_SET PROBLEM 1_
In the text processing chapter, which grep option shows line numbers?
_SET PROBLEM 2_
Please say whether each statement agrees with the text processing chapter. Give yes or no for each, along with the deciding words quoted from the chapter. (a) The grep option -w matches whole words only. (b) The find command with -mtime +30 selects files modified in the last 30 days. (c) Chapter 5 should be completed before starting this chapter.
_SET PROBLEM 3_
Write the next part of the text processing chapter, starting right after its final comment about deleting files that match a pattern.

_DOCUMENT EXCERPT_
++++++++

Chapter 6: Text Processing
Learning Objectives
By the end of this chapter, you will be able to:
-
Search text patterns using
grep -
Find files by name, size, or type with
find -
Process text with
sedfor search and replace -
Use
awkfor text extraction and formatting -
Sort, count, and deduplicate with
sort,uniq, andwc - Build powerful text processing pipelines
Prerequisites
- Completed Chapter 5: CLI Fundamentals
- Comfortable with pipes and redirection
- Understanding of wildcards and basic regex
Searching with Grep
grep is one of the most powerful and frequently used commands in Linux. It searches for patterns in files.
Basic Usage
grep pattern file.txt # Search for pattern in file
grep "hello world" file.txt # Search for phrase
grep -i pattern file.txt # Case-insensitive search
grep -r "TODO" . # Recursive search in current directory
grep -v pattern file.txt # Invert match (show non-matching lines)
Common Options
| Option | Purpose | Example |
|---|---|---|
-i | Ignore case | grep -i error log.txt |
-r | Recursive | grep -r "function" src/ |
-n | Show line numbers | grep -n TODO *.py |
-c | Count matches | grep -c "error" log.txt |
-v | Invert match | grep -v "#" config.txt |
-l | List matching files | grep -l "import" *.py |
-w | Whole word only | grep -w "cat" file.txt |
Practical Examples
# Find all TODO comments in code
grep -rn "TODO" src/
# Count errors in log file
grep -c "ERROR" /var/log/syslog
# Find IP addresses in logs
grep -E "[0-9]{1,3}\.[0-9]{1,3}\.[0-9]{1,3}\.[0-9]{1,3}" access.log
# Show lines without comments
grep -v "^#" config.txt
# Find processes
ps aux | grep firefox
Extended Regular Expressions
grep -E "error|warning" log.txt # Match error OR warning
grep -E "^Start|End$" file.txt # Match lines starting with Start or ending with End
grep -E "[0-9]+" file.txt # Match numbers
grep -E "\b[A-Za-z0-9._%+-]+@[A-Za-z0-9.-]+\.[A-Z|a-z]{2,}\b" emails.txt # Email pattern
Finding Files with Find
find searches for files and directories based on various criteria.
Basic Syntax
find [path] [options] [expression]
Common Usage Patterns
# Find by name
find . -name "file.txt"
find . -name "*.jpg"
find / -name "config.yml" 2>/dev/null
# Find by type (f=file, d=directory, l=symlink)
find . -type f
find . -type d
find . -type l
# Find by size
find . -size +10M # Larger than 10MB
find . -size -1k # Smaller than 1KB
find . -size 100M # Exactly 100MB
# Find by modification time
find . -mtime -7 # Modified in last 7 days
find . -mtime +30 # Modified more than 30 days ago
find . -mmin -60 # Modified in last 60 minutes
# Find by permissions
find . -perm 777 # Exactly 777 permissions
find . -perm -u+x # Files with user execute
Combining Find with Actions
# Delete files matching pattern (be careful!)

++++++++

_EXTRACTED RECORDS_

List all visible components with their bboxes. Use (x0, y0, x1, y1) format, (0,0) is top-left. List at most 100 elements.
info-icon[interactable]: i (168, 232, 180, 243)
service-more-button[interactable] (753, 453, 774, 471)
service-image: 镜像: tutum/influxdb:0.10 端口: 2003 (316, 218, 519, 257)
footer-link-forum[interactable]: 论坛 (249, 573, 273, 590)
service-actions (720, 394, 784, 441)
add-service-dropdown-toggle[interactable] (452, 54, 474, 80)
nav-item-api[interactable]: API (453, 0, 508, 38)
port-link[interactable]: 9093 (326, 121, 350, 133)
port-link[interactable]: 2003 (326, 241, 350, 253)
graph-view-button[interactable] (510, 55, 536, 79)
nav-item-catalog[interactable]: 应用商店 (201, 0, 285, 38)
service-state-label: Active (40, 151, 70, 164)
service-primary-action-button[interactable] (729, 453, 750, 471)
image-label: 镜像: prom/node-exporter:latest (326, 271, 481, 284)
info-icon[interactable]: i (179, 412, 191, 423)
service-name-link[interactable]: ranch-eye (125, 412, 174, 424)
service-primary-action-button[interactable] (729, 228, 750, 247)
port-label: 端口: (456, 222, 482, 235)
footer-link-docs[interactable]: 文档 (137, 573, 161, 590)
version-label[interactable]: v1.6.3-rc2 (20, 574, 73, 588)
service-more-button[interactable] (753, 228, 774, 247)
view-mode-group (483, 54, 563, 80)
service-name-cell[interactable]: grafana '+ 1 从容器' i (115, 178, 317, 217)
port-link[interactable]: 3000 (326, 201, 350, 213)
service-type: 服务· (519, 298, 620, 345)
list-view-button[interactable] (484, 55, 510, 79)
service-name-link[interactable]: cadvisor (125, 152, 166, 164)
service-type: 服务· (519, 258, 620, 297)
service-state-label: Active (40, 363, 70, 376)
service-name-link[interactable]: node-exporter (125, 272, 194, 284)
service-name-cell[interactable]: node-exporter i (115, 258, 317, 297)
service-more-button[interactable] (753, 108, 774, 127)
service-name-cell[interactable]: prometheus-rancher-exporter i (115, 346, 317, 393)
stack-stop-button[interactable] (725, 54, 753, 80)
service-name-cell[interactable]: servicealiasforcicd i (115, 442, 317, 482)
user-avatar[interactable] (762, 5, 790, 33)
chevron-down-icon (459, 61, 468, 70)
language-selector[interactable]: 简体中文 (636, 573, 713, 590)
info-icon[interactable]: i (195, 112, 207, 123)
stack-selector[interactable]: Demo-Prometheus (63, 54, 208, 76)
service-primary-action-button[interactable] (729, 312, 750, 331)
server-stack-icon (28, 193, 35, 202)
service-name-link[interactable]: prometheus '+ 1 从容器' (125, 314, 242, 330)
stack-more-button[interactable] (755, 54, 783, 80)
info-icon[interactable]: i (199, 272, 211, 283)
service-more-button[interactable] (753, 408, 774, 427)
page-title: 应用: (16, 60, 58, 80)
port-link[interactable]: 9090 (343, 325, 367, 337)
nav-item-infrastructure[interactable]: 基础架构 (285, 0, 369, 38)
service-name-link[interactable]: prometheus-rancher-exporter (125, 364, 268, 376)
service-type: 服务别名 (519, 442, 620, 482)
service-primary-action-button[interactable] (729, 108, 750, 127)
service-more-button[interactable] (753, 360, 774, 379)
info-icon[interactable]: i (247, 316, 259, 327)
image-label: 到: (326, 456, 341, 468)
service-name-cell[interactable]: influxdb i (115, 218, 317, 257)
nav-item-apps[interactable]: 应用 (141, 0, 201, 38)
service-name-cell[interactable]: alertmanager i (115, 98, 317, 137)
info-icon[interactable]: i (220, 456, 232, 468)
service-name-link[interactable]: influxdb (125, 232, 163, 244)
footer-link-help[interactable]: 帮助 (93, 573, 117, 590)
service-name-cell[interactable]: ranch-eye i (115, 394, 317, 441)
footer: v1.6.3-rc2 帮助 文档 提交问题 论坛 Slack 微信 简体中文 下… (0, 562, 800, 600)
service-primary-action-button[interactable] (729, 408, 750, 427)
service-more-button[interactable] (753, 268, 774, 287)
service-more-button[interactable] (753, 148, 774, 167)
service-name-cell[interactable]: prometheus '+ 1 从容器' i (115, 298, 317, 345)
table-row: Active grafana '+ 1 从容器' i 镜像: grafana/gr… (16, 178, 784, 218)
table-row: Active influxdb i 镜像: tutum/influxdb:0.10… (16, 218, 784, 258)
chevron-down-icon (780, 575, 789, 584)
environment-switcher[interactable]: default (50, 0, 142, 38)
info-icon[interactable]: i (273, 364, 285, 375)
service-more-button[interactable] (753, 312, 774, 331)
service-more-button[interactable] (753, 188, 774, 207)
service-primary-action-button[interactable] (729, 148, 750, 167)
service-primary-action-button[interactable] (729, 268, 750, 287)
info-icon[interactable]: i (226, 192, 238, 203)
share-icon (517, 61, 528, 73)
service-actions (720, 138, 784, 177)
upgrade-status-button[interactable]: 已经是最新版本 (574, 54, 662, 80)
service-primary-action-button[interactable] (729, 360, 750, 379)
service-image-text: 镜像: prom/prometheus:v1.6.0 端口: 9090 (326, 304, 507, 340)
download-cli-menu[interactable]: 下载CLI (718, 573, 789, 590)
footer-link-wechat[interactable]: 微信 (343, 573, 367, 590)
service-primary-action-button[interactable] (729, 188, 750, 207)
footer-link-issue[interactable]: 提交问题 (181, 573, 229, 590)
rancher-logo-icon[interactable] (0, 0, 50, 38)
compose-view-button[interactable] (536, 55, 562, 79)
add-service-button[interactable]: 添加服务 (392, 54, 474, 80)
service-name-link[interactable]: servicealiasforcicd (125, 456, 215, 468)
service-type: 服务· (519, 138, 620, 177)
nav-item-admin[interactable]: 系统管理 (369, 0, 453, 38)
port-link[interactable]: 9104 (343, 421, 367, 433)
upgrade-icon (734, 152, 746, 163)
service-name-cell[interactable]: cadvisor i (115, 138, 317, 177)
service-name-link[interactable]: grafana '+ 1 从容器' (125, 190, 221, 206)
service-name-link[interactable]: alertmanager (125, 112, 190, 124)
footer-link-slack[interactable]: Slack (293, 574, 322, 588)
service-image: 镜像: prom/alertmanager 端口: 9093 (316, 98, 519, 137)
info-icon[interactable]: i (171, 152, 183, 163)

++++++++

_WRITTEN ANSWER 1_
The -n option.

_WRITTEN ANSWER 2_
(a) Yes: "Whole word only"
(b) No: "Modified more than 30 days ago"
(c) Yes: "Completed Chapter 5: CLI Fundamentals"

_WRITTEN ANSWER 3_
find . -name "*.tmp" -delete
# Execute command on each file
find . -name "*.jpg" -cp {} backup/ # Copy all .jpg files
# Find and list details
find . -name "*.py" -ls
# Find empty files
find . -empty
# Find owned by specific user
find /home -user student
Powerful Find Pipelines
# Find large files and sort by size
find . -type f -size +10M -exec ls -lh {} \; | sort -k5 -h
# Find Python files modified in last 7 days
find . -name "*.py" -mtime -7
# Find and count file types
find . -type f -name "*.*" | sed 's/.*\.//' | sort | uniq -c | sort -rn
Text Manipulation with Sed
sed (stream editor) is used for filtering and transforming text.
Basic Substitution
sed 's/old/new/' file.txt # Replace first occurrence per line
sed 's/old/new/g' file.txt # Replace all occurrences (global)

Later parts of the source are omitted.